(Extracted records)
-----
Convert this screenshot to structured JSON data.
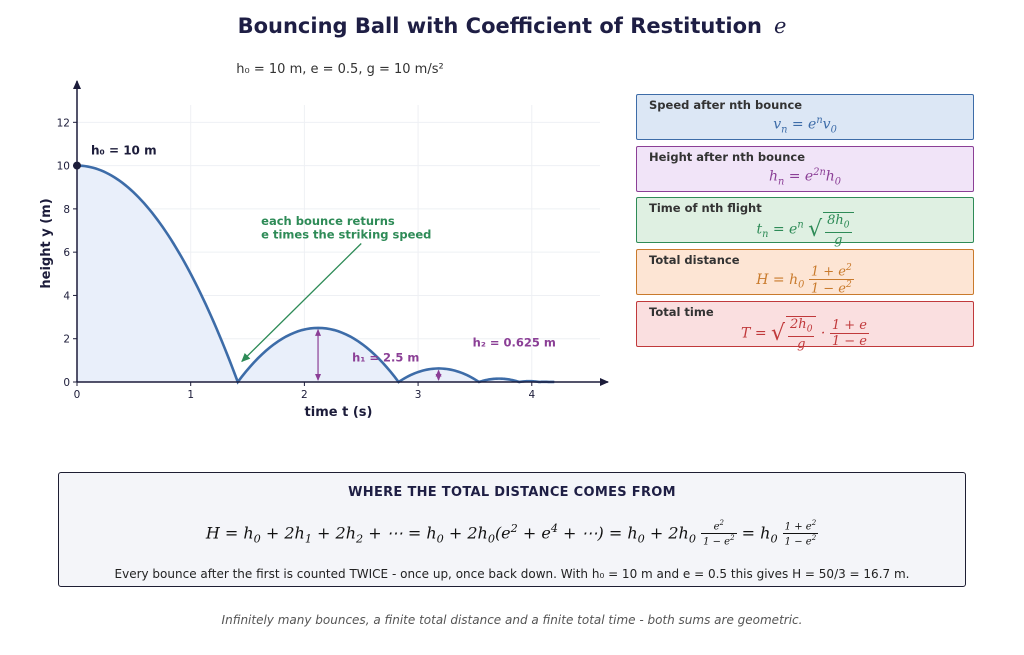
{
  "title": {
    "text": "Bouncing Ball with Coefficient of Restitution",
    "var": "e"
  },
  "params": {
    "text": "h₀ = 10 m,  e = 0.5,  g = 10 m/s²"
  },
  "colors": {
    "curve": "#3d6ca8",
    "fill": "#e9effa",
    "annotation": "#2e8b57",
    "height_marker": "#8b3f96",
    "axis": "#1c1c3a"
  },
  "chart_data": {
    "type": "line",
    "xlabel": "time  t  (s)",
    "ylabel": "height  y  (m)",
    "xlim": [
      0,
      4.6
    ],
    "ylim": [
      0,
      12.8
    ],
    "xticks": [
      "0",
      "1",
      "2",
      "3",
      "4"
    ],
    "yticks": [
      "0",
      "2",
      "4",
      "6",
      "8",
      "10",
      "12"
    ],
    "grid": true,
    "h0": 10,
    "e": 0.5,
    "g": 10,
    "peaks": [
      {
        "t": 0,
        "h": 10
      },
      {
        "t": 2.12,
        "h": 2.5
      },
      {
        "t": 3.18,
        "h": 0.625
      },
      {
        "t": 3.71,
        "h": 0.156
      },
      {
        "t": 3.98,
        "h": 0.039
      }
    ],
    "impacts": [
      1.414,
      2.828,
      3.536,
      3.889,
      4.066,
      4.154
    ]
  },
  "annotations": {
    "h0_label": "h₀ = 10 m",
    "h1_label": "h₁ = 2.5 m",
    "h2_label": "h₂ = 0.625 m",
    "bounce_note_1": "each bounce returns",
    "bounce_note_2": "e times the striking speed"
  },
  "cards": [
    {
      "title": "Speed after nth bounce",
      "formula": "vₙ = eⁿ v₀",
      "color": "#3d6ca8",
      "bg": "#dce7f5"
    },
    {
      "title": "Height after nth bounce",
      "formula": "hₙ = e²ⁿ h₀",
      "color": "#8b3f96",
      "bg": "#f1e4f8"
    },
    {
      "title": "Time of nth flight",
      "formula": "tₙ = eⁿ √(8h₀/g)",
      "color": "#2e8b57",
      "bg": "#dff0e2"
    },
    {
      "title": "Total distance",
      "formula": "H = h₀ (1 + e²)/(1 − e²)",
      "color": "#c97a2c",
      "bg": "#fde5d4"
    },
    {
      "title": "Total time",
      "formula": "T = √(2h₀/g) · (1 + e)/(1 − e)",
      "color": "#c0393b",
      "bg": "#fadfe0"
    }
  ],
  "derivation": {
    "heading": "WHERE THE TOTAL DISTANCE COMES FROM",
    "equation": "H = h₀ + 2h₁ + 2h₂ + ⋯ = h₀ + 2h₀(e² + e⁴ + ⋯) = h₀ + 2h₀ e²/(1 − e²) = h₀ (1 + e²)/(1 − e²)",
    "note": "Every bounce after the first is counted TWICE - once up, once back down. With h₀ = 10 m and e = 0.5 this gives H = 50/3 = 16.7 m."
  },
  "footer": "Infinitely many bounces, a finite total distance and a finite total time - both sums are geometric."
}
-----
Work to complete: Output the entries above exactly, without their pictures.

Answer to this task:
Convert this screenshot to structured JSON data.
{
  "title": {
    "text": "Bouncing Ball with Coefficient of Restitution",
    "var": "e"
  },
  "params": {
    "text": "h₀ = 10 m,  e = 0.5,  g = 10 m/s²"
  },
  "colors": {
    "curve": "#3d6ca8",
    "fill": "#e9effa",
    "annotation": "#2e8b57",
    "height_marker": "#8b3f96",
    "axis": "#1c1c3a"
  },
  "chart_data": {
    "type": "line",
    "xlabel": "time  t  (s)",
    "ylabel": "height  y  (m)",
    "xlim": [
      0,
      4.6
    ],
    "ylim": [
      0,
      12.8
    ],
    "xticks": [
      "0",
      "1",
      "2",
      "3",
      "4"
    ],
    "yticks": [
      "0",
      "2",
      "4",
      "6",
      "8",
      "10",
      "12"
    ],
    "grid": true,
    "h0": 10,
    "e": 0.5,
    "g": 10,
    "peaks": [
      {
        "t": 0,
        "h": 10
      },
      {
        "t": 2.12,
        "h": 2.5
      },
      {
        "t": 3.18,
        "h": 0.625
      },
      {
        "t": 3.71,
        "h": 0.156
      },
      {
        "t": 3.98,
        "h": 0.039
      }
    ],
    "impacts": [
      1.414,
      2.828,
      3.536,
      3.889,
      4.066,
      4.154
    ]
  },
  "annotations": {
    "h0_label": "h₀ = 10 m",
    "h1_label": "h₁ = 2.5 m",
    "h2_label": "h₂ = 0.625 m",
    "bounce_note_1": "each bounce returns",
    "bounce_note_2": "e times the striking speed"
  },
  "cards": [
    {
      "title": "Speed after nth bounce",
      "formula": "vₙ = eⁿ v₀",
      "color": "#3d6ca8",
      "bg": "#dce7f5"
    },
    {
      "title": "Height after nth bounce",
      "formula": "hₙ = e²ⁿ h₀",
      "color": "#8b3f96",
      "bg": "#f1e4f8"
    },
    {
      "title": "Time of nth flight",
      "formula": "tₙ = eⁿ √(8h₀/g)",
      "color": "#2e8b57",
      "bg": "#dff0e2"
    },
    {
      "title": "Total distance",
      "formula": "H = h₀ (1 + e²)/(1 − e²)",
      "color": "#c97a2c",
      "bg": "#fde5d4"
    },
    {
      "title": "Total time",
      "formula": "T = √(2h₀/g) · (1 + e)/(1 − e)",
      "color": "#c0393b",
      "bg": "#fadfe0"
    }
  ],
  "derivation": {
    "heading": "WHERE THE TOTAL DISTANCE COMES FROM",
    "equation": "H = h₀ + 2h₁ + 2h₂ + ⋯ = h₀ + 2h₀(e² + e⁴ + ⋯) = h₀ + 2h₀ e²/(1 − e²) = h₀ (1 + e²)/(1 − e²)",
    "note": "Every bounce after the first is counted TWICE - once up, once back down. With h₀ = 10 m and e = 0.5 this gives H = 50/3 = 16.7 m."
  },
  "footer": "Infinitely many bounces, a finite total distance and a finite total time - both sums are geometric."
}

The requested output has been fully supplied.